Stated problem:
In the entries below, identify every line with the string "metrics" and copy it.

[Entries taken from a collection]

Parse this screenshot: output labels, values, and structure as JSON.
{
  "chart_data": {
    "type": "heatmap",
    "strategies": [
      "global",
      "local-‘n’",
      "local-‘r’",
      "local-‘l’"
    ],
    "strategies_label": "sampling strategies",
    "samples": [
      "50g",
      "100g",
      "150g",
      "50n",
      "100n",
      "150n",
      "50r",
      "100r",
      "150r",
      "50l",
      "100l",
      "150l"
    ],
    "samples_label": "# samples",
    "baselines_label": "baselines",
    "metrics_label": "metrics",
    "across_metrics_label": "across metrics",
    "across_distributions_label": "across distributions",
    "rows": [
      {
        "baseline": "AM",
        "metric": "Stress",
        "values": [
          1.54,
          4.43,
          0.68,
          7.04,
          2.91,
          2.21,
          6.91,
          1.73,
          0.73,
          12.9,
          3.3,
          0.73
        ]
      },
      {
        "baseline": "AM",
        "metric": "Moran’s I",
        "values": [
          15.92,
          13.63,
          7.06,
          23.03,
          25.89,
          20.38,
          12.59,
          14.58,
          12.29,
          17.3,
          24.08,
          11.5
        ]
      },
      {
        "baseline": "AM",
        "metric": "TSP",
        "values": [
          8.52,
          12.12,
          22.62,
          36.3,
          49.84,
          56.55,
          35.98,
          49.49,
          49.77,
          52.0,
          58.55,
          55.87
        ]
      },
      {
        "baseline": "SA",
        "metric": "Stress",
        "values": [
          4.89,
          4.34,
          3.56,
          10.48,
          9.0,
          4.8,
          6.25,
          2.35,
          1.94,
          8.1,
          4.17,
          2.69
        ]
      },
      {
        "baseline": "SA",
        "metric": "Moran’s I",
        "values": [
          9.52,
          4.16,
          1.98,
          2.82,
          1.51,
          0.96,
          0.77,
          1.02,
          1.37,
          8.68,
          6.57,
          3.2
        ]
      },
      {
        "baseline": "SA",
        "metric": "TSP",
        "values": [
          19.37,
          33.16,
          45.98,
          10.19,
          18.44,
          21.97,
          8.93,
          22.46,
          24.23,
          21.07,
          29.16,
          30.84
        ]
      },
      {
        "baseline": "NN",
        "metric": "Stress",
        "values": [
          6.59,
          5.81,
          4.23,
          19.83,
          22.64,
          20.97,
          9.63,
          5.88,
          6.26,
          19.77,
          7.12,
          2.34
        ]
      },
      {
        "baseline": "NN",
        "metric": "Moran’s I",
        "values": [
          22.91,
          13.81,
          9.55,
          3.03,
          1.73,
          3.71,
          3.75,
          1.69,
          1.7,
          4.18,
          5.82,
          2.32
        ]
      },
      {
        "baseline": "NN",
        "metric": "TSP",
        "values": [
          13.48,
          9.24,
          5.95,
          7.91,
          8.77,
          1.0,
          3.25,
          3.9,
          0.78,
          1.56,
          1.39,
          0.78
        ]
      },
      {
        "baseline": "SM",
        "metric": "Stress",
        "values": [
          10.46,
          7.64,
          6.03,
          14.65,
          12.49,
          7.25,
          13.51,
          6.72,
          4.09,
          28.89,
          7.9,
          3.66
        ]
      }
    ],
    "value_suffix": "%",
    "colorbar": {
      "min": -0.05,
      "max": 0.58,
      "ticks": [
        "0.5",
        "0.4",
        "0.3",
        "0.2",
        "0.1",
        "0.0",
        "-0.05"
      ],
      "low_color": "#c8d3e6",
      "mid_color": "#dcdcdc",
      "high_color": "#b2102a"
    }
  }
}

Response to this exercise:
    "metrics_label": "metrics",
    "across_metrics_label": "across metrics",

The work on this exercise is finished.